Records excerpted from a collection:
════════════════

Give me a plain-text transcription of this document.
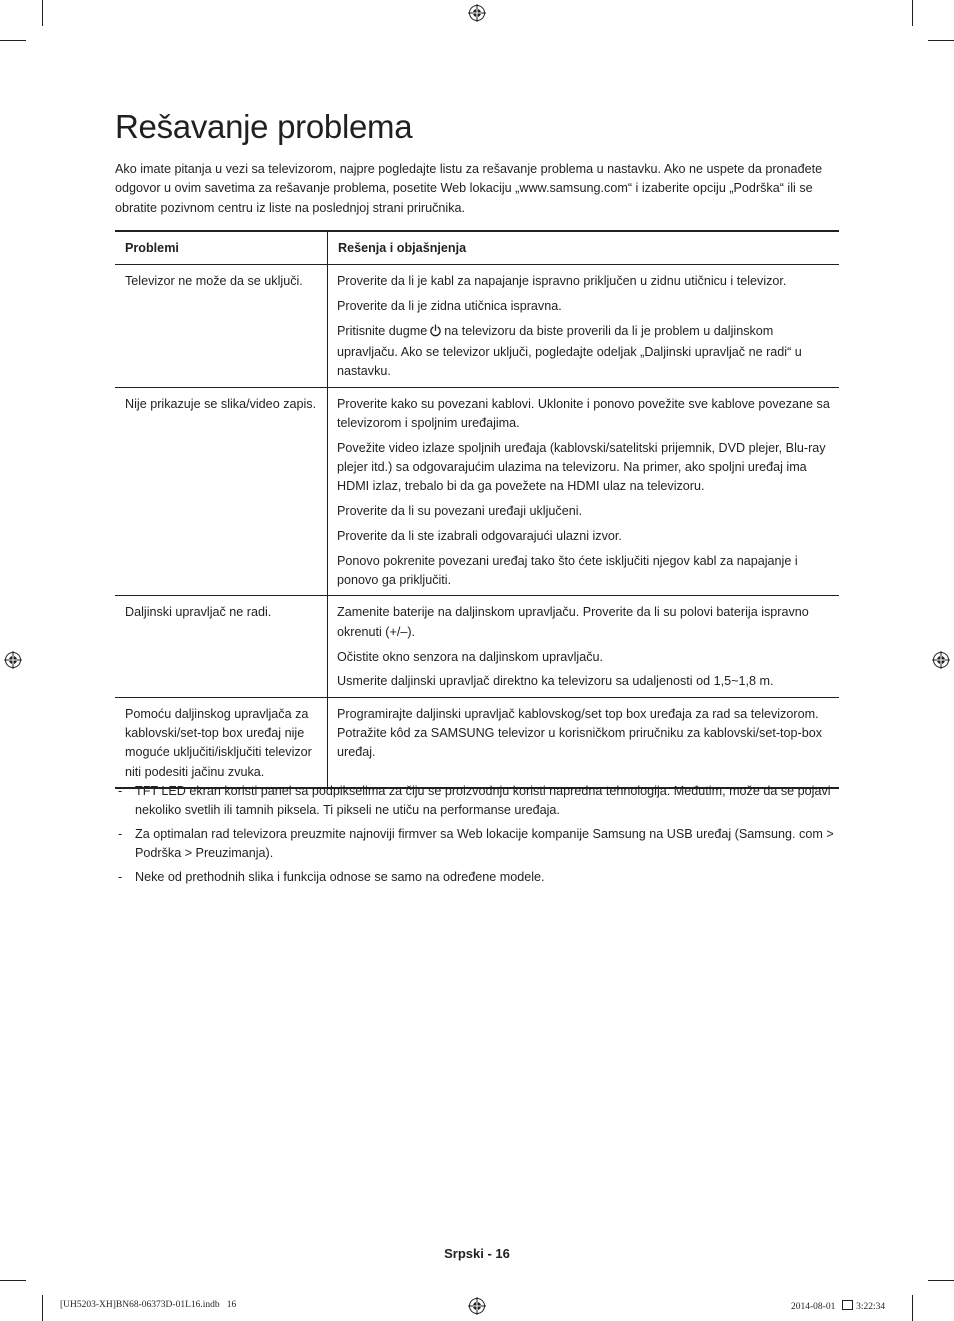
Rešavanje problema

Ako imate pitanja u vezi sa televizorom, najpre pogledajte listu za rešavanje problema u nastavku. Ako ne uspete da pronađete odgovor u ovim savetima za rešavanje problema, posetite Web lokaciju „www.samsung.com“ i izaberite opciju „Podrška“ ili se obratite pozivnom centru iz liste na poslednjoj strani priručnika.

Problemi	Rešenja i objašnjenja
Televizor ne može da se uključi.	Proverite da li je kabl za napajanje ispravno priključen u zidnu utičnicu i televizor.

Proverite da li je zidna utičnica ispravna.

Pritisnite dugme na televizoru da biste proverili da li je problem u daljinskom upravljaču. Ako se televizor uključi, pogledajte odeljak „Daljinski upravljač ne radi“ u nastavku.

Nije prikazuje se slika/video zapis.	Proverite kako su povezani kablovi. Uklonite i ponovo povežite sve kablove povezane sa televizorom i spoljnim uređajima.

Povežite video izlaze spoljnih uređaja (kablovski/satelitski prijemnik, DVD plejer, Blu-ray plejer itd.) sa odgovarajućim ulazima na televizoru. Na primer, ako spoljni uređaj ima HDMI izlaz, trebalo bi da ga povežete na HDMI ulaz na televizoru.

Proverite da li su povezani uređaji uključeni.

Proverite da li ste izabrali odgovarajući ulazni izvor.

Ponovo pokrenite povezani uređaj tako što ćete isključiti njegov kabl za napajanje i ponovo ga priključiti.

Daljinski upravljač ne radi.	Zamenite baterije na daljinskom upravljaču. Proverite da li su polovi baterija ispravno okrenuti (+/–).

Očistite okno senzora na daljinskom upravljaču.

Usmerite daljinski upravljač direktno ka televizoru sa udaljenosti od 1,5~1,8 m.

Pomoću daljinskog upravljača za kablovski/set-top box uređaj nije moguće uključiti/isključiti televizor niti podesiti jačinu zvuka.	Programirajte daljinski upravljač kablovskog/set top box uređaja za rad sa televizorom. Potražite kôd za SAMSUNG televizor u korisničkom priručniku za kablovski/set-top-box uređaj.

- TFT LED ekran koristi panel sa podpikselima za čiju se proizvodnju koristi napredna tehnologija. Međutim, može da se pojavi nekoliko svetlih ili tamnih piksela. Ti pikseli ne utiču na performanse uređaja.
- Za optimalan rad televizora preuzmite najnoviji firmver sa Web lokacije kompanije Samsung na USB uređaj (Samsung. com > Podrška > Preuzimanja).
- Neke od prethodnih slika i funkcija odnose se samo na određene modele.
Srpski - 16
[UH5203-XH]BN68-06373D-01L16.indb   16	2014-08-01 3:22:34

════════════════

Filter the records above for lines containing the word "daljinskom", and copy those lines.

[REPLY]
Pritisnite dugme na televizoru da biste proverili da li je problem u daljinskom upravljaču. Ako se televizor uključi, pogledajte odeljak „Daljinski upravljač ne radi“ u nastavku.
Daljinski upravljač ne radi.	Zamenite baterije na daljinskom upravljaču. Proverite da li su polovi baterija ispravno okrenuti (+/–).
Očistite okno senzora na daljinskom upravljaču.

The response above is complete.